Data entries:
════
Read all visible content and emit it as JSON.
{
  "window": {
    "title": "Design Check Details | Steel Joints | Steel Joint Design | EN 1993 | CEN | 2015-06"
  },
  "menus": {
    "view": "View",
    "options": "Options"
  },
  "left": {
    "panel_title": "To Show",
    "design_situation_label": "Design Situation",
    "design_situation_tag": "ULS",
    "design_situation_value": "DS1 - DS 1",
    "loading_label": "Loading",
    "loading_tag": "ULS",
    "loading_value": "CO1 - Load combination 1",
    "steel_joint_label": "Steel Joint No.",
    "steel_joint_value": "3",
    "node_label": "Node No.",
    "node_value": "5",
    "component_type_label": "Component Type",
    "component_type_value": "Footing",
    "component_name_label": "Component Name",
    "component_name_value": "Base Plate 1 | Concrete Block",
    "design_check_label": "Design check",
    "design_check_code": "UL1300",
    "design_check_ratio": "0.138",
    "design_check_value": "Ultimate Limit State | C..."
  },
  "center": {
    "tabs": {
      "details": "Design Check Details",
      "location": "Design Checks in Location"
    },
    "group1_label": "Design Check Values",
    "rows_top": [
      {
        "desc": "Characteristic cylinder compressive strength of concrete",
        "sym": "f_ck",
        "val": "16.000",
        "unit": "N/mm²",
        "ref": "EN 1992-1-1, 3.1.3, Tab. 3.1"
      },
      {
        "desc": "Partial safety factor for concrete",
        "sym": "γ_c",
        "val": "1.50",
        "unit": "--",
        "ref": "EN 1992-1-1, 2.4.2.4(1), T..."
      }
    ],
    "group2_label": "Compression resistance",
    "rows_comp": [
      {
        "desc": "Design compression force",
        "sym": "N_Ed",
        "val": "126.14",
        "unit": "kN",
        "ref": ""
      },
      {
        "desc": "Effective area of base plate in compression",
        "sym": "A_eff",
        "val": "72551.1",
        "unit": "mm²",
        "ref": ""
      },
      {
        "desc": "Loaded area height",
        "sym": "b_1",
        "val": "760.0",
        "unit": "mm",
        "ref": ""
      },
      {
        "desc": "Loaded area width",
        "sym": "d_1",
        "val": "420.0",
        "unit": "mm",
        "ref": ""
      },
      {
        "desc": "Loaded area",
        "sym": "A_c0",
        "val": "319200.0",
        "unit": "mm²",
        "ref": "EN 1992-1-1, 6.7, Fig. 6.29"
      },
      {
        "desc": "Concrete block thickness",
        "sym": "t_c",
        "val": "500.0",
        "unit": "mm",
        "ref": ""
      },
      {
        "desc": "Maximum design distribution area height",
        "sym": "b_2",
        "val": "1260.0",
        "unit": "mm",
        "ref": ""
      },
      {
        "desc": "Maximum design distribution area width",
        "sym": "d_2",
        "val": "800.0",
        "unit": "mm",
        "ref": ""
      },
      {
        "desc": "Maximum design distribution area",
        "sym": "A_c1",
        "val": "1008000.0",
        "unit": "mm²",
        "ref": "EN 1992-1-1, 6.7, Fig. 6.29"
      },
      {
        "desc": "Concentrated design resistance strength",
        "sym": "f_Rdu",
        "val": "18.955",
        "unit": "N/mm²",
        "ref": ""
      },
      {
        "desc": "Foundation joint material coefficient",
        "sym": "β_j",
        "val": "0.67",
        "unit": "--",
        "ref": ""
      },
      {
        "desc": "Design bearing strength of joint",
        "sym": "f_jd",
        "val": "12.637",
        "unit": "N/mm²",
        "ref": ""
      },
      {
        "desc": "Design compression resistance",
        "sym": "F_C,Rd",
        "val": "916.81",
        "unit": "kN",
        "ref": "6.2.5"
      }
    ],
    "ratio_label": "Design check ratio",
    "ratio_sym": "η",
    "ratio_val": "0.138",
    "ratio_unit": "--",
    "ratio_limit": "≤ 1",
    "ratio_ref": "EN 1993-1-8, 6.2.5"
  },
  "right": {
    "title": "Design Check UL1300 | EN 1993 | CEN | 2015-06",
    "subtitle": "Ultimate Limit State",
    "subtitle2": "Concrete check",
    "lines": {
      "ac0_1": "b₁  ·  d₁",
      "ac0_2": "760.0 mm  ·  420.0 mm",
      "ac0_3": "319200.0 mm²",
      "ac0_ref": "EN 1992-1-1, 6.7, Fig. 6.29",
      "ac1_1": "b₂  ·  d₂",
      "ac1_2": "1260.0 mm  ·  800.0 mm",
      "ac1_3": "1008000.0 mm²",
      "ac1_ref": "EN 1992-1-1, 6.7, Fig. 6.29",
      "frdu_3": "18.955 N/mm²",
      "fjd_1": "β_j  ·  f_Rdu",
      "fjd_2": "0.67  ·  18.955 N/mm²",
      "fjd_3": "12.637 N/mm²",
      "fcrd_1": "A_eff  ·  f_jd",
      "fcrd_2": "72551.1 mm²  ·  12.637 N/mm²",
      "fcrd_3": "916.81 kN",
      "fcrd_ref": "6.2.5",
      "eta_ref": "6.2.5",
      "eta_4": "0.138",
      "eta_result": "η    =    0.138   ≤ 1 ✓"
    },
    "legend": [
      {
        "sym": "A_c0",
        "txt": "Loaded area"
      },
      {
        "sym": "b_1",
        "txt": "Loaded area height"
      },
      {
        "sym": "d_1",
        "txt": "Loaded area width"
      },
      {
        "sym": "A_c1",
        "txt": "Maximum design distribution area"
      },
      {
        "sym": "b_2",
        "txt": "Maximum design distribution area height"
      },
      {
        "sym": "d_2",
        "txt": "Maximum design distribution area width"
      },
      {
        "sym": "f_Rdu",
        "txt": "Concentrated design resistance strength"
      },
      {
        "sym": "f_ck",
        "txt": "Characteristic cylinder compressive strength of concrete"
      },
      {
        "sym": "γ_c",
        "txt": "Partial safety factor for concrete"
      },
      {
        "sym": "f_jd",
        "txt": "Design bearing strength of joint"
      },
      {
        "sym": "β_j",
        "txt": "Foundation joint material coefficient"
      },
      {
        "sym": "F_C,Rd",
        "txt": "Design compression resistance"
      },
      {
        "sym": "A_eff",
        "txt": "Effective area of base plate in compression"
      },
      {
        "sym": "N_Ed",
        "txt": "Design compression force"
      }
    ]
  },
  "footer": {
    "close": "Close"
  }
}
════
▸ **WHAT YOU SHOULD DO**
Of the lines in the records, determine how many contain the word "Maximum", and report that number alone.

▸ **RESPONSE FOR THIS EXERCISE**
6